◆ YOUR INSTRUCTIONS ◆
Every line below should be copied exactly; drop the pictures.

Extracted data entries:
-=-=-=-=-

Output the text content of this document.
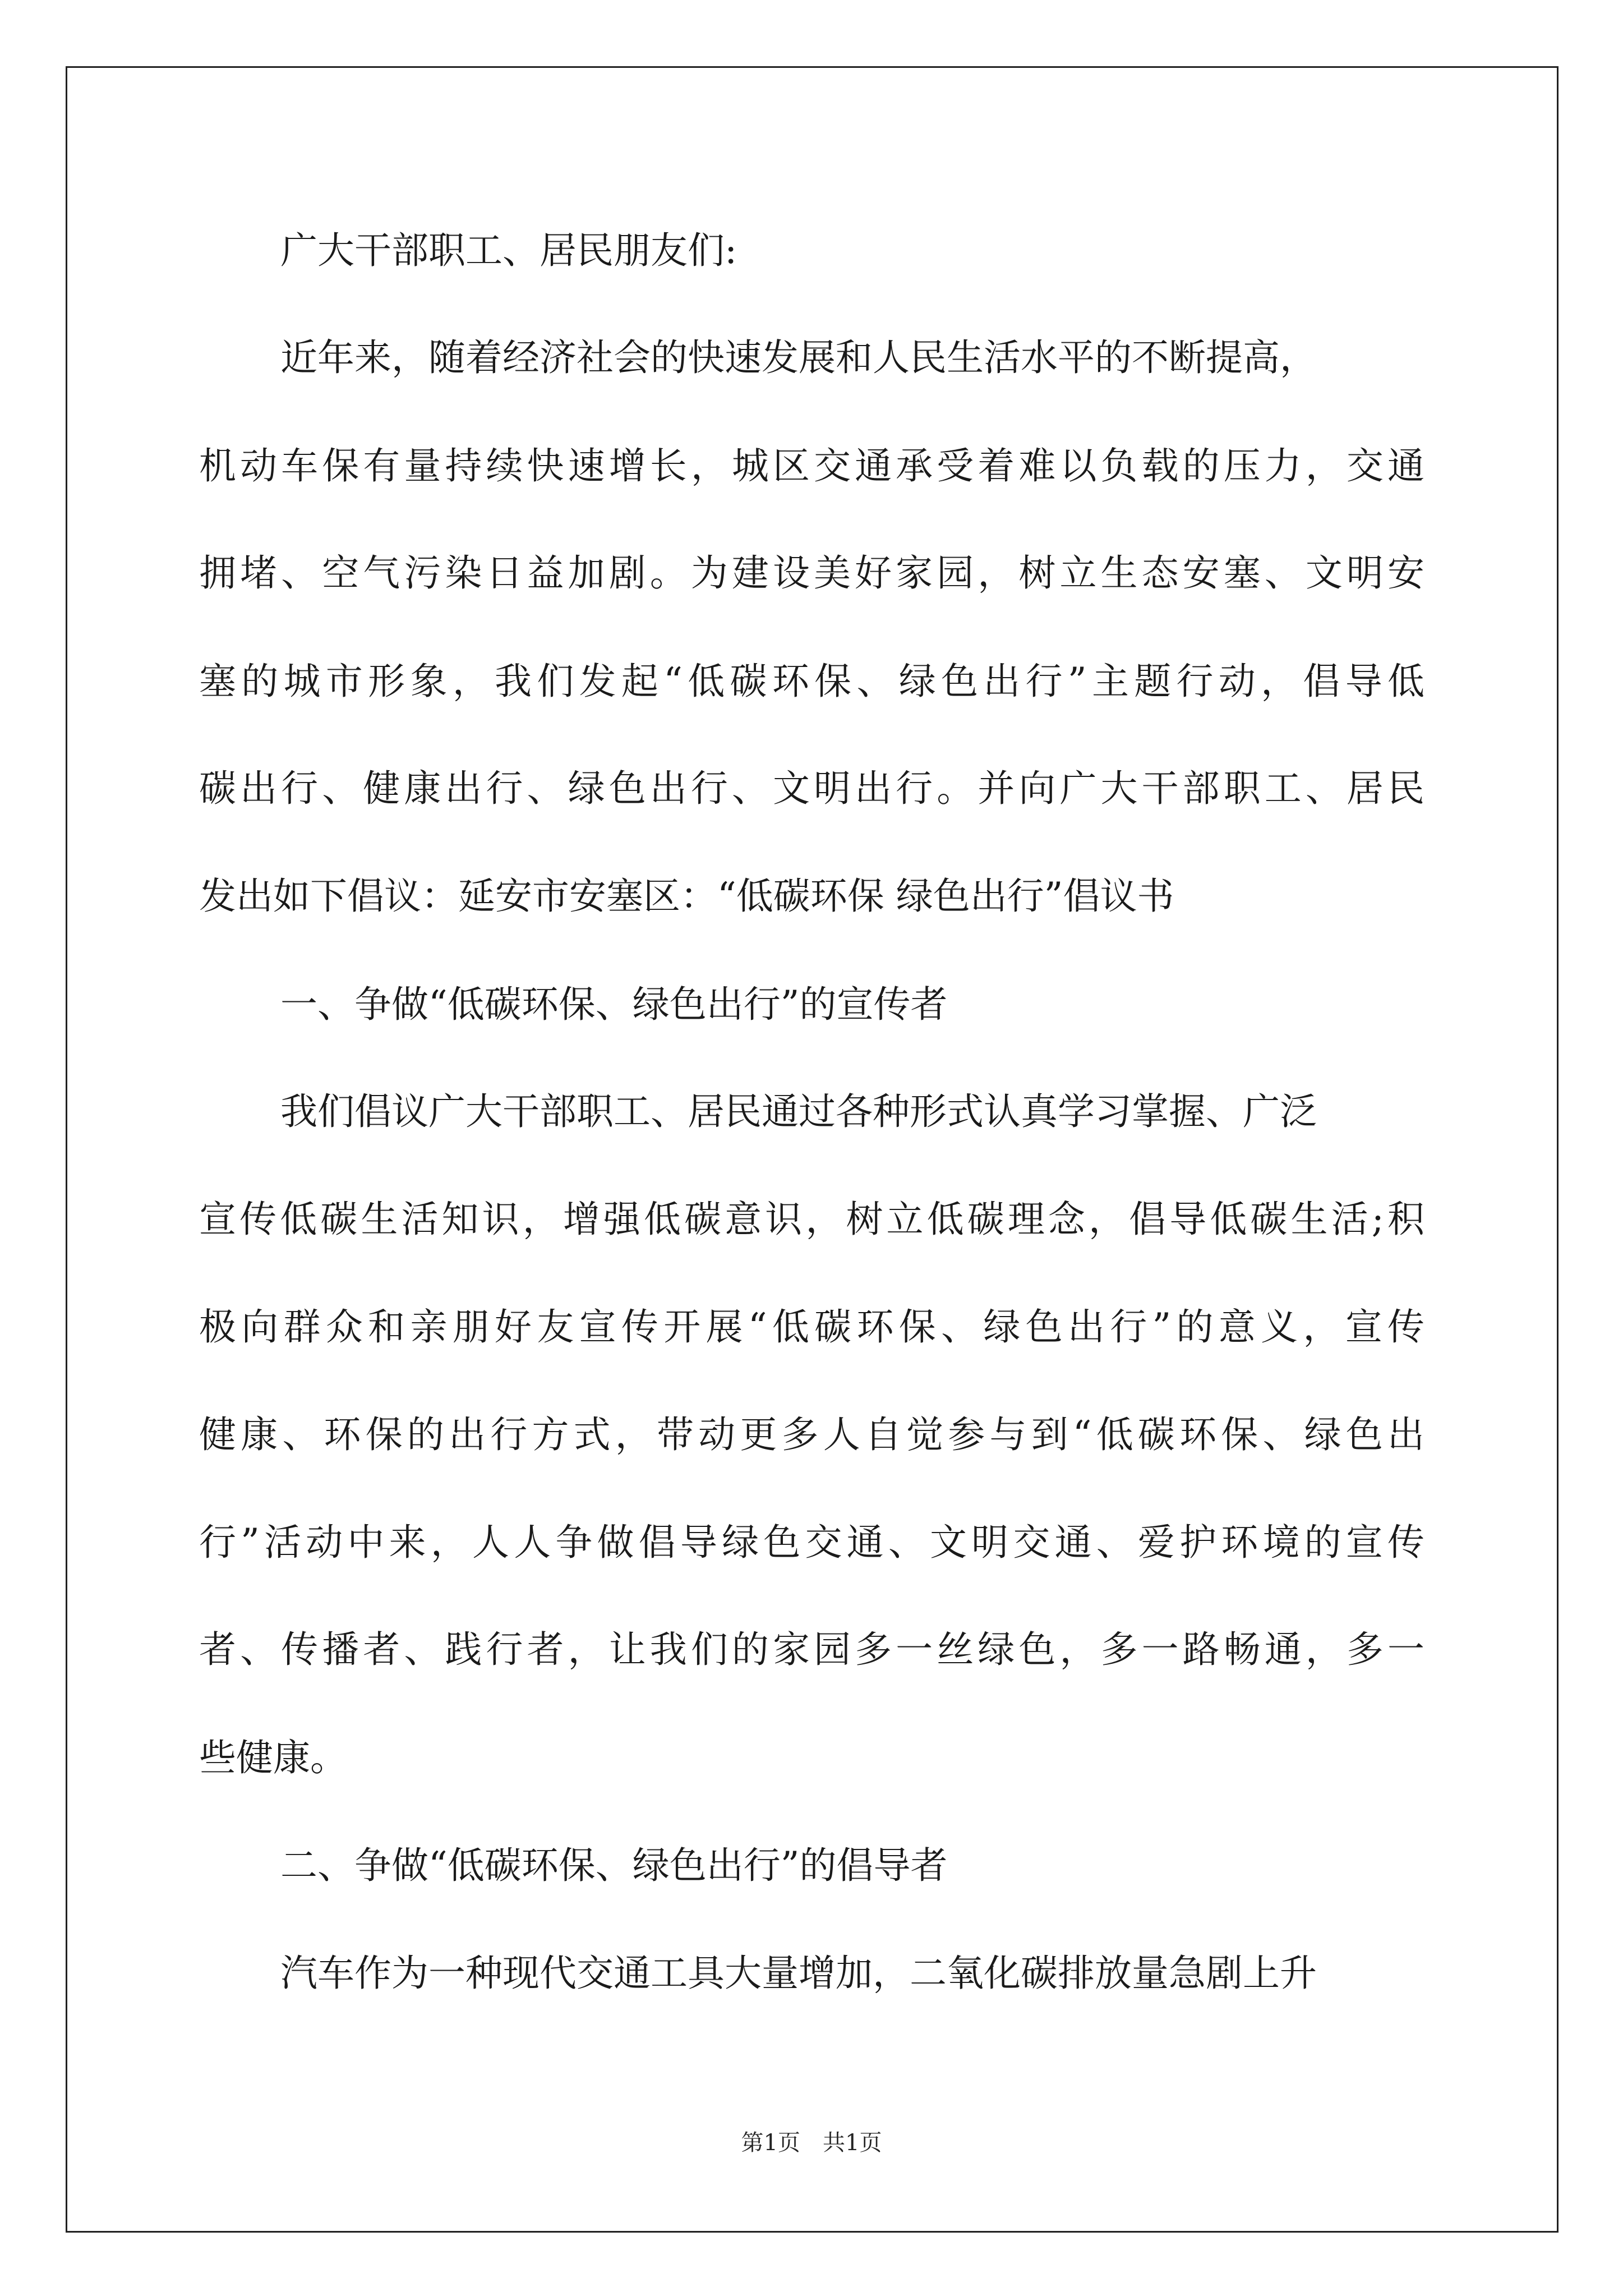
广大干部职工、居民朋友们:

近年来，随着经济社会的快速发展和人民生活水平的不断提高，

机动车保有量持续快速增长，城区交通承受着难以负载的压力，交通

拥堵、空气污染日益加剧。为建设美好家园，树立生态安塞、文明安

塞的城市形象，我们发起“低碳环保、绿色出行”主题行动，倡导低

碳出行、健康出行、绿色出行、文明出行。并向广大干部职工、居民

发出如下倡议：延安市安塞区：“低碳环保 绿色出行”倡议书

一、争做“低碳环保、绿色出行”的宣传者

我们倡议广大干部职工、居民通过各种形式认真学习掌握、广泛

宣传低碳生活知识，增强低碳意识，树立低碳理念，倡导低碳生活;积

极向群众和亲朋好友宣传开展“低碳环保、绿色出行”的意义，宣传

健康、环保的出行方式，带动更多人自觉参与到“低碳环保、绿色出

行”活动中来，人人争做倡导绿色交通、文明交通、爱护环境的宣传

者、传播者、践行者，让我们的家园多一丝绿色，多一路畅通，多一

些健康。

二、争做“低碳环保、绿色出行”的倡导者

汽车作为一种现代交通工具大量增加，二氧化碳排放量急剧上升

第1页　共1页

-=-=-=-=-

◆ ANSWER TO THE PROBLEM ◆
Output the text content of this document.
广大干部职工、居民朋友们:

近年来，随着经济社会的快速发展和人民生活水平的不断提高，

机动车保有量持续快速增长，城区交通承受着难以负载的压力，交通

拥堵、空气污染日益加剧。为建设美好家园，树立生态安塞、文明安

塞的城市形象，我们发起“低碳环保、绿色出行”主题行动，倡导低

碳出行、健康出行、绿色出行、文明出行。并向广大干部职工、居民

发出如下倡议：延安市安塞区：“低碳环保 绿色出行”倡议书

一、争做“低碳环保、绿色出行”的宣传者

我们倡议广大干部职工、居民通过各种形式认真学习掌握、广泛

宣传低碳生活知识，增强低碳意识，树立低碳理念，倡导低碳生活;积

极向群众和亲朋好友宣传开展“低碳环保、绿色出行”的意义，宣传

健康、环保的出行方式，带动更多人自觉参与到“低碳环保、绿色出

行”活动中来，人人争做倡导绿色交通、文明交通、爱护环境的宣传

者、传播者、践行者，让我们的家园多一丝绿色，多一路畅通，多一

些健康。

二、争做“低碳环保、绿色出行”的倡导者

汽车作为一种现代交通工具大量增加，二氧化碳排放量急剧上升

第1页　共1页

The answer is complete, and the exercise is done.